The Confucian idea of the intellectual—politically concerned, socially engaged, and culturally informed—seems to have special relevance for professionals in the academy, government, mass media, business, religion, and civic organizations who are concerned about the affairs the world, engaged in social praxis, and dedicated to the well-being of mediating cultural institutions. In this sense, the Confucian scholar, in both spiritual self-definition and social function, is more reminiscent of the modern intellectual than the aforementioned Greek philosopher, Jewish prophet, Indian guru, Buddhist monk, or Christian priest. Furthermore, given the global concerns for ecological degradation, social disintegration, and distributive justice, Confucian inclusive humanism seems more compatible with the spirit of our time than anthropocentric secular humanism of the Enlightenment.
For more than a decade, I have been involved in a Confucian critique of the Enlightenment because I strongly believe that the unintended negative consequences of this powerful ideology of the modern West have marginalized the spiritual resources of the Chinese tradition and threatened the core values of the Sinic world, not tomention the future viability of the human species. I am acutely aware of course that the Enlightenment mentality has already become a defining characteristic of modern Chinese consciousness and that, with the help of some of the most brilliant minds in China since the May Fourth movement of 1919, it has fundamentally deconstructed the Confucian tradition. Any attempt to rethink or reanimate the Confucian project must take the Enlightenment critique as a point of departure. My critique of the Enlightenment is intended to broaden, deepen, and enrich rather than to deconstruct the whole enterprise.
Professor Edwin Reischauer, in a thought-provoking article prepared for a conference on the “Dynamics of Northeast Asia,” arranged by the Asia Society and held in Japan in November 1973, suggests that in recent centuries “the secular ethics of Confucianism” “has played the unifying role in East Asia that Christianity has played in the West.” As an illustration, he observes that
The basic ethical concepts and value systems of the four countries of East Asia (China, Japan, Korea, and Vietnam) are surprisingly uniform. For example, all show a strong emphasis on family solidarity, on filial piety, on subordination of the individual to the group, on the ideal of group harmony as opposed to a balance between conflicting rights, on social organization, on careful political (as oppposed to religious or purely cultural) integration, on hard work as a value in itself, on frugality, and on education as morally uplifting and the proper road to personal and family success, though the Japanese have added to these values a special emphasis on stoicism, martial virtues, and extra-family loyalties derived from their feudal experience. Seen in such basic terms, East Asia has been in the past and still in many ways every bit as much of a cultural unit as in the West.
My reflection on “the humanist spirit of the Confucian intellectual,” as a tribute to a politically concerned, socially engaged, and culturally informed East Asian as well as North American (dare I say modern Confucian) intellectual, is intended to offer a few still tentative, hopefully evolving, thoughts on yet another arena where cross-cultural and interdiscplinary joint-ventures could be fruitfully conducted in East Asian studies.

Data shown>

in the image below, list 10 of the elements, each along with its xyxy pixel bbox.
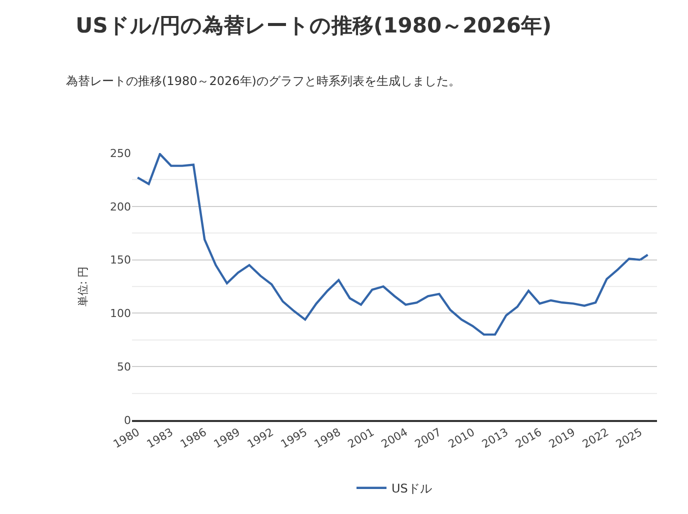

Required tasks>
[A] Answer these questions about the passage on the Confucian intellectual:
(i) Who arranged the conference on the "Dynamics of Northeast Asia," and where and when was it held?
(ii) Since which movement, and in what year, does the passage say some of China's most brilliant minds helped deconstruct the Confucian tradition?
(iii) What values does the passage say the Japanese added to the shared East Asian ones?
[B] Please carry on the passage on the Confucian intellectual, picking up after its final sentence.

Responses by task>
[A]
(i) The Asia Society arranged it, and it was held in Japan in November 1973.
(ii) The May Fourth movement of 1919.
(iii) A special emphasis on stoicism, martial virtues, and extra-family loyalties derived from their feudal experience.

[B]
The Berkeley historian David Keightley, in his “reflections on how it became Chinese,” identifies seven features which, in his view, permeated a cultural tradition later characterized as being Chinese from the Neolithic to the early imperial age in the Han (206 B.C.-A. D. 220):
- Hierarchical social distinctions
- Massive mobilization of labor
- An emphasis on the group rather than the individual
- An emphasis on ritual in all dimensions of life
- An emphasis on formal boundaries and models
- An ethic of service, obligation, and emulation
- Little sense of tragedy and irony
The myth of Yu, a functional equivalent of the Biblical story of Noah, gives us a glimpse of what Keightley may have in mind.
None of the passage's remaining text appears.